LISTED RECORDS: Begin

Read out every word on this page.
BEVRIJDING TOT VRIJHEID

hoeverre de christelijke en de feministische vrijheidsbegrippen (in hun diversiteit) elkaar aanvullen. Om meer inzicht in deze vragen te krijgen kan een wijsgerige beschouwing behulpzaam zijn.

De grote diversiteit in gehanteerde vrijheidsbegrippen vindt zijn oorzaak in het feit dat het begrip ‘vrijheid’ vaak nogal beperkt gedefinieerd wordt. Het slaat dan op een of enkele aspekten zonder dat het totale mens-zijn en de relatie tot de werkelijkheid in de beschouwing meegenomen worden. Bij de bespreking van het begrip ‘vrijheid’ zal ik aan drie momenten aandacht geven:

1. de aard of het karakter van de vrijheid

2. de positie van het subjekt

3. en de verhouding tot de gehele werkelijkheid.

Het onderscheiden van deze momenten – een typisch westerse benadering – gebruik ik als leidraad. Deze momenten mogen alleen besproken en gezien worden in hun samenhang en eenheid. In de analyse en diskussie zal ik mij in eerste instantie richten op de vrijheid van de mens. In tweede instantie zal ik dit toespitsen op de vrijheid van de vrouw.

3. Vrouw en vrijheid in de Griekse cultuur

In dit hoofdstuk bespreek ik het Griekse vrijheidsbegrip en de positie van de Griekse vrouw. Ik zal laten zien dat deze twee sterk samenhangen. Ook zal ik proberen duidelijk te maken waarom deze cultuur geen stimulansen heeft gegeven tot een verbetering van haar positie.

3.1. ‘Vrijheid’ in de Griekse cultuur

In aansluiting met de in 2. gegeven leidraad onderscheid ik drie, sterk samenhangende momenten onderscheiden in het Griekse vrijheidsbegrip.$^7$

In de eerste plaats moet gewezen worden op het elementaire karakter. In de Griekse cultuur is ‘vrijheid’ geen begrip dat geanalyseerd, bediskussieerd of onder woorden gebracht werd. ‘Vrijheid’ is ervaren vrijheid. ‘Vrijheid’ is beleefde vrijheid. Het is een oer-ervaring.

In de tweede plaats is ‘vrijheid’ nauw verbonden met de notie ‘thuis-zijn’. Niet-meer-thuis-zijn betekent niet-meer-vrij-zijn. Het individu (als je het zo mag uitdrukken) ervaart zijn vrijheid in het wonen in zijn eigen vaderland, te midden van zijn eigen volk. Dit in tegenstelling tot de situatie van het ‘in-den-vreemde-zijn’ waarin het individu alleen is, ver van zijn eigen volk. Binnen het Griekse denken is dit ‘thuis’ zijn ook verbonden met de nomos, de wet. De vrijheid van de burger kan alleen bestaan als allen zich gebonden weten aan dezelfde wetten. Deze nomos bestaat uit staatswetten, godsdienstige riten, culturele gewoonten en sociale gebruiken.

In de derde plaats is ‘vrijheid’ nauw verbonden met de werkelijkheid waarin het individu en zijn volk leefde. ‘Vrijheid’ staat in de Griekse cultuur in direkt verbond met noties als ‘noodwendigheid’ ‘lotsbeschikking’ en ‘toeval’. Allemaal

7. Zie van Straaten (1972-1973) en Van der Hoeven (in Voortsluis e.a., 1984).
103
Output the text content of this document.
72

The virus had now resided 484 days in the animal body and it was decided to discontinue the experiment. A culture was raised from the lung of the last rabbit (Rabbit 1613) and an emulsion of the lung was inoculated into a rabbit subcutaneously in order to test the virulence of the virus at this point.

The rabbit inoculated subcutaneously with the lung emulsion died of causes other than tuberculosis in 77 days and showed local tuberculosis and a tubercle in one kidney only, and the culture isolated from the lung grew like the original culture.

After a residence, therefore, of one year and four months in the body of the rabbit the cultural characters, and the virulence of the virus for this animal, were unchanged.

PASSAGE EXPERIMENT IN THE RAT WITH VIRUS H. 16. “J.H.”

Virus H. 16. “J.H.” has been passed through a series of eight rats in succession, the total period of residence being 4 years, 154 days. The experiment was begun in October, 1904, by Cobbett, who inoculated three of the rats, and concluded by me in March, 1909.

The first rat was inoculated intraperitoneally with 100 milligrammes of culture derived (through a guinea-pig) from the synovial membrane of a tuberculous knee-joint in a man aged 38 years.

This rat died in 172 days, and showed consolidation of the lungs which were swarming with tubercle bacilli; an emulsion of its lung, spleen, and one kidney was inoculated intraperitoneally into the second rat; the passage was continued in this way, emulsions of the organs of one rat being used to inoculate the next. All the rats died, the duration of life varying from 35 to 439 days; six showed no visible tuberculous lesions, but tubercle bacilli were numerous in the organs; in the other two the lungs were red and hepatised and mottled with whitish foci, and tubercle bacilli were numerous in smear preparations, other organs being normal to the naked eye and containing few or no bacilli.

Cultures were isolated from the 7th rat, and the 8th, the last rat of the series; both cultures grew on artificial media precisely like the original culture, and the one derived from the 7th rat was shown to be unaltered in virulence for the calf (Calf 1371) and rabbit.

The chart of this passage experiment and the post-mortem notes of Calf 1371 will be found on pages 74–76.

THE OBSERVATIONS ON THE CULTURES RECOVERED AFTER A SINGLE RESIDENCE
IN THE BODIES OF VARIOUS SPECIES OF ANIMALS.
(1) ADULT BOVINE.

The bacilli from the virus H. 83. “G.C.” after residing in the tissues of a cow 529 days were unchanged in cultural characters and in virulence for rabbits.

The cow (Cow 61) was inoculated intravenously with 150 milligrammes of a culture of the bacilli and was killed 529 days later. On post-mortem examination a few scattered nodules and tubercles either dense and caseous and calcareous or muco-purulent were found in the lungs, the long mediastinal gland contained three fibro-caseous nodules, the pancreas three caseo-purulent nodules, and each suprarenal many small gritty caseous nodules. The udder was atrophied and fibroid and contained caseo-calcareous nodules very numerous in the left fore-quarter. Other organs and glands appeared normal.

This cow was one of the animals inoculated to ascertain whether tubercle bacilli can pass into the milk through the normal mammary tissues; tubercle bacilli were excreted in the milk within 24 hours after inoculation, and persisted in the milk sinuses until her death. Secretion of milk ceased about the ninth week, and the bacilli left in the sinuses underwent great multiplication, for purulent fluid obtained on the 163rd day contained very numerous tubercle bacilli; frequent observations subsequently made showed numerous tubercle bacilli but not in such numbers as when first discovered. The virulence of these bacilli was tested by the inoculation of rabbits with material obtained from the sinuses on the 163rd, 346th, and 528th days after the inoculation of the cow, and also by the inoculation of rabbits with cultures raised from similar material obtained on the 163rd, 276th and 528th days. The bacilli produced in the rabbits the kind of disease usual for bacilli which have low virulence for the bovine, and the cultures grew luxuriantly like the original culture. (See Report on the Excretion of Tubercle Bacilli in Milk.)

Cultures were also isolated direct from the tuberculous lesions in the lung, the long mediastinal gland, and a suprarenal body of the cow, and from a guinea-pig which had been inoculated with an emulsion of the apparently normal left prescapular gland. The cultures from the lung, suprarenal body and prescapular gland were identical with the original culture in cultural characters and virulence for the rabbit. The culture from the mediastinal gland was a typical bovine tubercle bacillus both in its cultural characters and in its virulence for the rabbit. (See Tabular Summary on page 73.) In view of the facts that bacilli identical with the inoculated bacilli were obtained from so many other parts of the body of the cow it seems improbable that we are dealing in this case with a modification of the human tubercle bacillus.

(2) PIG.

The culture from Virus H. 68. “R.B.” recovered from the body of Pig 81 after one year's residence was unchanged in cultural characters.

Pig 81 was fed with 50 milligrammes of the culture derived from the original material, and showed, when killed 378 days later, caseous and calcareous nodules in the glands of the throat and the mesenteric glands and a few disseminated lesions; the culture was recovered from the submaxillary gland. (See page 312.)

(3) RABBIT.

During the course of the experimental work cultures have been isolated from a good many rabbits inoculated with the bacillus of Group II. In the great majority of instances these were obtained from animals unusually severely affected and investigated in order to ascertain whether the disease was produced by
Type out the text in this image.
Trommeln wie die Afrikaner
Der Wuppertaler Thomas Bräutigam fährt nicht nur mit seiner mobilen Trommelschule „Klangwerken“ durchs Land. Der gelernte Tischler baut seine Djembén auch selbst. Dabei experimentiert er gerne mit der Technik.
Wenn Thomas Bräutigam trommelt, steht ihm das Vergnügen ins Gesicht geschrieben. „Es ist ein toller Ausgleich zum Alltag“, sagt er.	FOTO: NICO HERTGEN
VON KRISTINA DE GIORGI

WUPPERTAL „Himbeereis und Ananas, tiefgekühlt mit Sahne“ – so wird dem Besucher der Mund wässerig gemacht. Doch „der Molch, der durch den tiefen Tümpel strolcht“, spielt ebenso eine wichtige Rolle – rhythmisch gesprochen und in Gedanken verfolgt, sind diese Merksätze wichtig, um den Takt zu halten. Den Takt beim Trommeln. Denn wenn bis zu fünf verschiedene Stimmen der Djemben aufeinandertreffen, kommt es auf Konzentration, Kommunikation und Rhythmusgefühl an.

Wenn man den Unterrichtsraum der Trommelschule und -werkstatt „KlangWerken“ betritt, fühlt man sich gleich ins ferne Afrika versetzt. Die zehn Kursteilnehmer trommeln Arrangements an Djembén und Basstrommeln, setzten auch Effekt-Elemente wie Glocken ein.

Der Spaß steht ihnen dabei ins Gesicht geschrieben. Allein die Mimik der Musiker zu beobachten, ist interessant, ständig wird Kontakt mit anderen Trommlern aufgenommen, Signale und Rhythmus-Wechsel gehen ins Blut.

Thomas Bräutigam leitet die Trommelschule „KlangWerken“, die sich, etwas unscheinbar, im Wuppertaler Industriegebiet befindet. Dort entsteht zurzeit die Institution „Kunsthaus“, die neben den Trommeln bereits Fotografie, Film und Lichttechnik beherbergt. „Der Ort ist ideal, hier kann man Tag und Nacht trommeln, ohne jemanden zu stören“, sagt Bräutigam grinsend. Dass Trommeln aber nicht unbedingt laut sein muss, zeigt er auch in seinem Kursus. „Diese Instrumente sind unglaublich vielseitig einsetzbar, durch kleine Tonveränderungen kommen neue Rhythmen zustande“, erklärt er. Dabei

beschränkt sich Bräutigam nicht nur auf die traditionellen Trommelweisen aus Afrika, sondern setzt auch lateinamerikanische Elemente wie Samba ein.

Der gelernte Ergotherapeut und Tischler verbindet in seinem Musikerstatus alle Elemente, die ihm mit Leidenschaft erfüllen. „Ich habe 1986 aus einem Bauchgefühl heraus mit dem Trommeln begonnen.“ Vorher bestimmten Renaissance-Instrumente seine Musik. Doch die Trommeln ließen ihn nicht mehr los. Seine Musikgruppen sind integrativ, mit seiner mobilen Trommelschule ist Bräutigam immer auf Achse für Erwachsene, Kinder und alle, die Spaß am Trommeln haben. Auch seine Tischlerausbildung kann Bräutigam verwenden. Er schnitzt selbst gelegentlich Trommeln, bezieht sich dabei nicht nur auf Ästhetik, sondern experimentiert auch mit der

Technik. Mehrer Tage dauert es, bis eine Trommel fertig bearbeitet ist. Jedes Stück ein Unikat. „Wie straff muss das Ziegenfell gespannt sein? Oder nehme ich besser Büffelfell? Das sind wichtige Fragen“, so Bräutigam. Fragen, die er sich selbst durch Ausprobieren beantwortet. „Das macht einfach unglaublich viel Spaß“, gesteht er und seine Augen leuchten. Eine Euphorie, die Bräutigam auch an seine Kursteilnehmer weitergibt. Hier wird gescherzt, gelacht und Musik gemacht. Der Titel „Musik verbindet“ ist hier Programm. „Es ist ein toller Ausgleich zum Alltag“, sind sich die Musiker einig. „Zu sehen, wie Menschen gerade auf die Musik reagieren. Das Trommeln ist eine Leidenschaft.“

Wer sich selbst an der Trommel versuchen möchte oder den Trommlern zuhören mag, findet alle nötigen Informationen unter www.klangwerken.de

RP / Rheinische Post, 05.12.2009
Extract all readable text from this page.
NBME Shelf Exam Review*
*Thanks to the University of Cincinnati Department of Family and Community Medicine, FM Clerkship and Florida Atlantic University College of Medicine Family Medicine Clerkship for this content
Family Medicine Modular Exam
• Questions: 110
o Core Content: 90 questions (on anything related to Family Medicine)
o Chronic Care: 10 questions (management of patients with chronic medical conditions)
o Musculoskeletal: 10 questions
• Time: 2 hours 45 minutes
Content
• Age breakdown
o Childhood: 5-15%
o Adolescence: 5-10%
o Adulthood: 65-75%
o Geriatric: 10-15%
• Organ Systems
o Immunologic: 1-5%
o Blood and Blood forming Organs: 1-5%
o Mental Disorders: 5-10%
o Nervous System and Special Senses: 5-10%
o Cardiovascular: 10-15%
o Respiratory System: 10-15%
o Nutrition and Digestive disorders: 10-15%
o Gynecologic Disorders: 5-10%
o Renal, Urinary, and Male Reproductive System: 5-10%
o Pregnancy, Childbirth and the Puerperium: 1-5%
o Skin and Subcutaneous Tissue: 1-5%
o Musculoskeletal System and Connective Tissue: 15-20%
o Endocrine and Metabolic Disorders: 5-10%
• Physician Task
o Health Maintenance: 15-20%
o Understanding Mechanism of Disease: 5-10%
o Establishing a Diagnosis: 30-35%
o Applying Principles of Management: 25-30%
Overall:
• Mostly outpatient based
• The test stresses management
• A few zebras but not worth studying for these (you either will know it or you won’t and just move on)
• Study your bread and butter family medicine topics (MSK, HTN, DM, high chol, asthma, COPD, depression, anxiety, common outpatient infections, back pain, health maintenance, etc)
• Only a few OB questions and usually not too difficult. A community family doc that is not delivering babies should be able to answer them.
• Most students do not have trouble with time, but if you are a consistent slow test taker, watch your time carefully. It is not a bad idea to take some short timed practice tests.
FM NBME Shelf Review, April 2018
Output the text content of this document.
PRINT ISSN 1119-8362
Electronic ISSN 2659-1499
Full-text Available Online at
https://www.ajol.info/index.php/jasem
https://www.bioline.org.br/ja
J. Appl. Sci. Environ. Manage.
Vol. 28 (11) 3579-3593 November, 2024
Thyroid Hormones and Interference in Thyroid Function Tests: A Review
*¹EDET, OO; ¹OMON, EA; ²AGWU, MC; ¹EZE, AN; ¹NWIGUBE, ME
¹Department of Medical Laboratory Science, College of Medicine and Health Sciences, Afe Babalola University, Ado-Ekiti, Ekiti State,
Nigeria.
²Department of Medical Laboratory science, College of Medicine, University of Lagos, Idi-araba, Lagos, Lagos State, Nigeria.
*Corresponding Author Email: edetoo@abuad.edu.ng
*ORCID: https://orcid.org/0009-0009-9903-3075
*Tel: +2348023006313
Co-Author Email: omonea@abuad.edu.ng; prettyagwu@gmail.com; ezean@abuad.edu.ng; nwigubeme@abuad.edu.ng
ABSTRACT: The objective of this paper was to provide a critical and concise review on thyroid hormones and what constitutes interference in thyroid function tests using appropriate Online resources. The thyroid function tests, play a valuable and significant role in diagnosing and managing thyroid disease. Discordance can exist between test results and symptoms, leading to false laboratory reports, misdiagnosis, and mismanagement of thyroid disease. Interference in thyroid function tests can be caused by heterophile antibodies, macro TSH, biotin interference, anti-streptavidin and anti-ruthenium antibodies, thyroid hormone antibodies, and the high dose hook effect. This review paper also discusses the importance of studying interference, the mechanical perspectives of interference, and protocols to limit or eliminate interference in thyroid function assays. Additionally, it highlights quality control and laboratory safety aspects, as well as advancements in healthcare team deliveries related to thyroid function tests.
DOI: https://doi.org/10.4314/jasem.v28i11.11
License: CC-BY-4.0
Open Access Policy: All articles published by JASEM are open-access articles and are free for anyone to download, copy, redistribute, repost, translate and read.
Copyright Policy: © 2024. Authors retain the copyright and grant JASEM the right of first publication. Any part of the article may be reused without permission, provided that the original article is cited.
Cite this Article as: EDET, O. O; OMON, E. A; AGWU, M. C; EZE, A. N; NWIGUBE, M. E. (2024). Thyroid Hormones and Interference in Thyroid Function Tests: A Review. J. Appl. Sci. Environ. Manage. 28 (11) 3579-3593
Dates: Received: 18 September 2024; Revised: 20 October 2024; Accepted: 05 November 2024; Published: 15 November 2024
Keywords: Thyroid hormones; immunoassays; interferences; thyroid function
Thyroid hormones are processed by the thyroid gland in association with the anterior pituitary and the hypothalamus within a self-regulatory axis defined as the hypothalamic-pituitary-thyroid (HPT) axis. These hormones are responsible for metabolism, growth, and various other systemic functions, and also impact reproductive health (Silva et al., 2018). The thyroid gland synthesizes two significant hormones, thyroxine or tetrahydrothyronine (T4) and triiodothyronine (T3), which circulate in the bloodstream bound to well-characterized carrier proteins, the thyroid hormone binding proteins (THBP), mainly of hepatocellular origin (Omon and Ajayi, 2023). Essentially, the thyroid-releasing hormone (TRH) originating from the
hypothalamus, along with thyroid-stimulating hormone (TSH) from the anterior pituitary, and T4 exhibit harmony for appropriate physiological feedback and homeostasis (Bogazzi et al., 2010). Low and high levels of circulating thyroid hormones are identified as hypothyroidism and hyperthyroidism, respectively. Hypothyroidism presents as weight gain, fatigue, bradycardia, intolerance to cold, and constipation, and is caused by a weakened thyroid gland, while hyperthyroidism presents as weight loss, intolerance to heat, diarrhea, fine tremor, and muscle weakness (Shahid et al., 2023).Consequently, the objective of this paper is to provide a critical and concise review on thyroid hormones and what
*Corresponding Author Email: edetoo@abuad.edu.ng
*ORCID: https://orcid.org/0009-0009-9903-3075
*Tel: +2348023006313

LISTED RECORDS: End

§ WORK TO COMPLETE: Whenever a line above includes the string "werkelijkheid", copy it.

§ FINAL ANSWER:
De grote diversiteit in gehanteerde vrijheidsbegrippen vindt zijn oorzaak in het feit dat het begrip ‘vrijheid’ vaak nogal beperkt gedefinieerd wordt. Het slaat dan op een of enkele aspekten zonder dat het totale mens-zijn en de relatie tot de werkelijkheid in de beschouwing meegenomen worden. Bij de bespreking van het begrip ‘vrijheid’ zal ik aan drie momenten aandacht geven:
3. en de verhouding tot de gehele werkelijkheid.
In de derde plaats is ‘vrijheid’ nauw verbonden met de werkelijkheid waarin het individu en zijn volk leefde. ‘Vrijheid’ staat in de Griekse cultuur in direkt verbond met noties als ‘noodwendigheid’ ‘lotsbeschikking’ en ‘toeval’. Allemaal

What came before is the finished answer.